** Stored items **
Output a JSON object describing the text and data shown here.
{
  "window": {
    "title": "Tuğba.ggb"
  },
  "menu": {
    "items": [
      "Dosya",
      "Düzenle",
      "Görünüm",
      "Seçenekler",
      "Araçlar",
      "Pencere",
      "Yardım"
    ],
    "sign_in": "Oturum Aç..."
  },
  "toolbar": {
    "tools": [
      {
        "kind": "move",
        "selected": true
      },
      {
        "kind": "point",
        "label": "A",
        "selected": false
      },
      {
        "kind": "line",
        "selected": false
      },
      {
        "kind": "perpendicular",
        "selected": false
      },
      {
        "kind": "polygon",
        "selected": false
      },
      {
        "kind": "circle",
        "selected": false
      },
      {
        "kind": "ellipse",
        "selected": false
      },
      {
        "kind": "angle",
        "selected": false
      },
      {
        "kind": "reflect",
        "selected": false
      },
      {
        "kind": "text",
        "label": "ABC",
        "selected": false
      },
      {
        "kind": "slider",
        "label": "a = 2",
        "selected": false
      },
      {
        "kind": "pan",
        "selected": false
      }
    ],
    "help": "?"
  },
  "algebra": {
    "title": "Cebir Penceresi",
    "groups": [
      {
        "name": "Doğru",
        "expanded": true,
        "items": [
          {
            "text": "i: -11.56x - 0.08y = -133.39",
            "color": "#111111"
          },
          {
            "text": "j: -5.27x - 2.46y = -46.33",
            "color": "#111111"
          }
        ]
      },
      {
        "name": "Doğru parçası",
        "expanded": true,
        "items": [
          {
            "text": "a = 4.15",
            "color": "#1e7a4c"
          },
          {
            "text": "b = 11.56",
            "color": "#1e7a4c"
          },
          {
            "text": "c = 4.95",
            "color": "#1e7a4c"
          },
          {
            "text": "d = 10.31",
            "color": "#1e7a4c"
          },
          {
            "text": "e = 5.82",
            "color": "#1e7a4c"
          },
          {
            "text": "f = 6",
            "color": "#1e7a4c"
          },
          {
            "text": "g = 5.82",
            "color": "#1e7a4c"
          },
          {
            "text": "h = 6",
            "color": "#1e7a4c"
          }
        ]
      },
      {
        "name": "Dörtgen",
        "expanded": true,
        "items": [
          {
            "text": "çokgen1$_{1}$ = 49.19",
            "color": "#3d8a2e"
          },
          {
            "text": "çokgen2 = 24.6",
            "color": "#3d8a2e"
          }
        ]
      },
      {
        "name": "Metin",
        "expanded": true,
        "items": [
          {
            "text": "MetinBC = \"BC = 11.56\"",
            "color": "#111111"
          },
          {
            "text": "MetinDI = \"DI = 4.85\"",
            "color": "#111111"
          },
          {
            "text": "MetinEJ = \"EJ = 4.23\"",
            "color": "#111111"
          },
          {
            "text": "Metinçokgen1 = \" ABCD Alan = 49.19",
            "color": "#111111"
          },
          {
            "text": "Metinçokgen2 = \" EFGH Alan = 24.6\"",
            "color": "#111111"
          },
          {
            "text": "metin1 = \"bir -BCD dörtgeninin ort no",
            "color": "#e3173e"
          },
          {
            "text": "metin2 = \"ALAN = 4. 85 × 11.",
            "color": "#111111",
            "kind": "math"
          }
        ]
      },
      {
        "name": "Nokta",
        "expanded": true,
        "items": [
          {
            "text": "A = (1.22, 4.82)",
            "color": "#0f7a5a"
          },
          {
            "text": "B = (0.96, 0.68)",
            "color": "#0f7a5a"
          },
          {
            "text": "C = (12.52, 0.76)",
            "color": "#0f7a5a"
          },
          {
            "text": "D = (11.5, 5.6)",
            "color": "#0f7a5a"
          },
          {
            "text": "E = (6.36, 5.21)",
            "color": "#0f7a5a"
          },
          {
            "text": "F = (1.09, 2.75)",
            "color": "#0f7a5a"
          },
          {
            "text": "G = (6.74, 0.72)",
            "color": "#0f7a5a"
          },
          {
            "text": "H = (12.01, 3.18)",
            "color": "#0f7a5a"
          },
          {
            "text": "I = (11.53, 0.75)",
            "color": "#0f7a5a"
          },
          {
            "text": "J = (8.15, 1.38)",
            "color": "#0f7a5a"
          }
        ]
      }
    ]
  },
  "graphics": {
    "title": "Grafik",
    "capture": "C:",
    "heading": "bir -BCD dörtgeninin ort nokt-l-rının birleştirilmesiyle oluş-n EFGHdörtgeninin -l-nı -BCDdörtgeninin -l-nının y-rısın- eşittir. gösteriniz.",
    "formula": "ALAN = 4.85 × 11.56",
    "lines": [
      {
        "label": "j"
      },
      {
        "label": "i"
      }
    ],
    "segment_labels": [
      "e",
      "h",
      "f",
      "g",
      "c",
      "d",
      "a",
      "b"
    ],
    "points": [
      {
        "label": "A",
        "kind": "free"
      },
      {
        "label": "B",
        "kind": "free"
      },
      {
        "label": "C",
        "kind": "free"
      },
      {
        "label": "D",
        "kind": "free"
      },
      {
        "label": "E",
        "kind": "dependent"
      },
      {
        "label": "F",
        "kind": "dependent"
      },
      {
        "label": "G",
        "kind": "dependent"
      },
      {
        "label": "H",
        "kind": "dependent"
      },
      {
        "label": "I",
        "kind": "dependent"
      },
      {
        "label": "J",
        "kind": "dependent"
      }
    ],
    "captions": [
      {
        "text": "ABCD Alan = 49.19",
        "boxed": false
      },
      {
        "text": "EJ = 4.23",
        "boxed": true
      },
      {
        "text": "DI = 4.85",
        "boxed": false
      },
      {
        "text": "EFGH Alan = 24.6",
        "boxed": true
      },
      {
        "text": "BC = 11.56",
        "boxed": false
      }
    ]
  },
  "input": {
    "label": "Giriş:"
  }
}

** Problem to solve **
Take the material above and return all of it exactly.

** Answer **
Output a JSON object describing the text and data shown here.
{
  "window": {
    "title": "Tuğba.ggb"
  },
  "menu": {
    "items": [
      "Dosya",
      "Düzenle",
      "Görünüm",
      "Seçenekler",
      "Araçlar",
      "Pencere",
      "Yardım"
    ],
    "sign_in": "Oturum Aç..."
  },
  "toolbar": {
    "tools": [
      {
        "kind": "move",
        "selected": true
      },
      {
        "kind": "point",
        "label": "A",
        "selected": false
      },
      {
        "kind": "line",
        "selected": false
      },
      {
        "kind": "perpendicular",
        "selected": false
      },
      {
        "kind": "polygon",
        "selected": false
      },
      {
        "kind": "circle",
        "selected": false
      },
      {
        "kind": "ellipse",
        "selected": false
      },
      {
        "kind": "angle",
        "selected": false
      },
      {
        "kind": "reflect",
        "selected": false
      },
      {
        "kind": "text",
        "label": "ABC",
        "selected": false
      },
      {
        "kind": "slider",
        "label": "a = 2",
        "selected": false
      },
      {
        "kind": "pan",
        "selected": false
      }
    ],
    "help": "?"
  },
  "algebra": {
    "title": "Cebir Penceresi",
    "groups": [
      {
        "name": "Doğru",
        "expanded": true,
        "items": [
          {
            "text": "i: -11.56x - 0.08y = -133.39",
            "color": "#111111"
          },
          {
            "text": "j: -5.27x - 2.46y = -46.33",
            "color": "#111111"
          }
        ]
      },
      {
        "name": "Doğru parçası",
        "expanded": true,
        "items": [
          {
            "text": "a = 4.15",
            "color": "#1e7a4c"
          },
          {
            "text": "b = 11.56",
            "color": "#1e7a4c"
          },
          {
            "text": "c = 4.95",
            "color": "#1e7a4c"
          },
          {
            "text": "d = 10.31",
            "color": "#1e7a4c"
          },
          {
            "text": "e = 5.82",
            "color": "#1e7a4c"
          },
          {
            "text": "f = 6",
            "color": "#1e7a4c"
          },
          {
            "text": "g = 5.82",
            "color": "#1e7a4c"
          },
          {
            "text": "h = 6",
            "color": "#1e7a4c"
          }
        ]
      },
      {
        "name": "Dörtgen",
        "expanded": true,
        "items": [
          {
            "text": "çokgen1$_{1}$ = 49.19",
            "color": "#3d8a2e"
          },
          {
            "text": "çokgen2 = 24.6",
            "color": "#3d8a2e"
          }
        ]
      },
      {
        "name": "Metin",
        "expanded": true,
        "items": [
          {
            "text": "MetinBC = \"BC = 11.56\"",
            "color": "#111111"
          },
          {
            "text": "MetinDI = \"DI = 4.85\"",
            "color": "#111111"
          },
          {
            "text": "MetinEJ = \"EJ = 4.23\"",
            "color": "#111111"
          },
          {
            "text": "Metinçokgen1 = \" ABCD Alan = 49.19",
            "color": "#111111"
          },
          {
            "text": "Metinçokgen2 = \" EFGH Alan = 24.6\"",
            "color": "#111111"
          },
          {
            "text": "metin1 = \"bir -BCD dörtgeninin ort no",
            "color": "#e3173e"
          },
          {
            "text": "metin2 = \"ALAN = 4. 85 × 11.",
            "color": "#111111",
            "kind": "math"
          }
        ]
      },
      {
        "name": "Nokta",
        "expanded": true,
        "items": [
          {
            "text": "A = (1.22, 4.82)",
            "color": "#0f7a5a"
          },
          {
            "text": "B = (0.96, 0.68)",
            "color": "#0f7a5a"
          },
          {
            "text": "C = (12.52, 0.76)",
            "color": "#0f7a5a"
          },
          {
            "text": "D = (11.5, 5.6)",
            "color": "#0f7a5a"
          },
          {
            "text": "E = (6.36, 5.21)",
            "color": "#0f7a5a"
          },
          {
            "text": "F = (1.09, 2.75)",
            "color": "#0f7a5a"
          },
          {
            "text": "G = (6.74, 0.72)",
            "color": "#0f7a5a"
          },
          {
            "text": "H = (12.01, 3.18)",
            "color": "#0f7a5a"
          },
          {
            "text": "I = (11.53, 0.75)",
            "color": "#0f7a5a"
          },
          {
            "text": "J = (8.15, 1.38)",
            "color": "#0f7a5a"
          }
        ]
      }
    ]
  },
  "graphics": {
    "title": "Grafik",
    "capture": "C:",
    "heading": "bir -BCD dörtgeninin ort nokt-l-rının birleştirilmesiyle oluş-n EFGHdörtgeninin -l-nı -BCDdörtgeninin -l-nının y-rısın- eşittir. gösteriniz.",
    "formula": "ALAN = 4.85 × 11.56",
    "lines": [
      {
        "label": "j"
      },
      {
        "label": "i"
      }
    ],
    "segment_labels": [
      "e",
      "h",
      "f",
      "g",
      "c",
      "d",
      "a",
      "b"
    ],
    "points": [
      {
        "label": "A",
        "kind": "free"
      },
      {
        "label": "B",
        "kind": "free"
      },
      {
        "label": "C",
        "kind": "free"
      },
      {
        "label": "D",
        "kind": "free"
      },
      {
        "label": "E",
        "kind": "dependent"
      },
      {
        "label": "F",
        "kind": "dependent"
      },
      {
        "label": "G",
        "kind": "dependent"
      },
      {
        "label": "H",
        "kind": "dependent"
      },
      {
        "label": "I",
        "kind": "dependent"
      },
      {
        "label": "J",
        "kind": "dependent"
      }
    ],
    "captions": [
      {
        "text": "ABCD Alan = 49.19",
        "boxed": false
      },
      {
        "text": "EJ = 4.23",
        "boxed": true
      },
      {
        "text": "DI = 4.85",
        "boxed": false
      },
      {
        "text": "EFGH Alan = 24.6",
        "boxed": true
      },
      {
        "text": "BC = 11.56",
        "boxed": false
      }
    ]
  },
  "input": {
    "label": "Giriş:"
  }
}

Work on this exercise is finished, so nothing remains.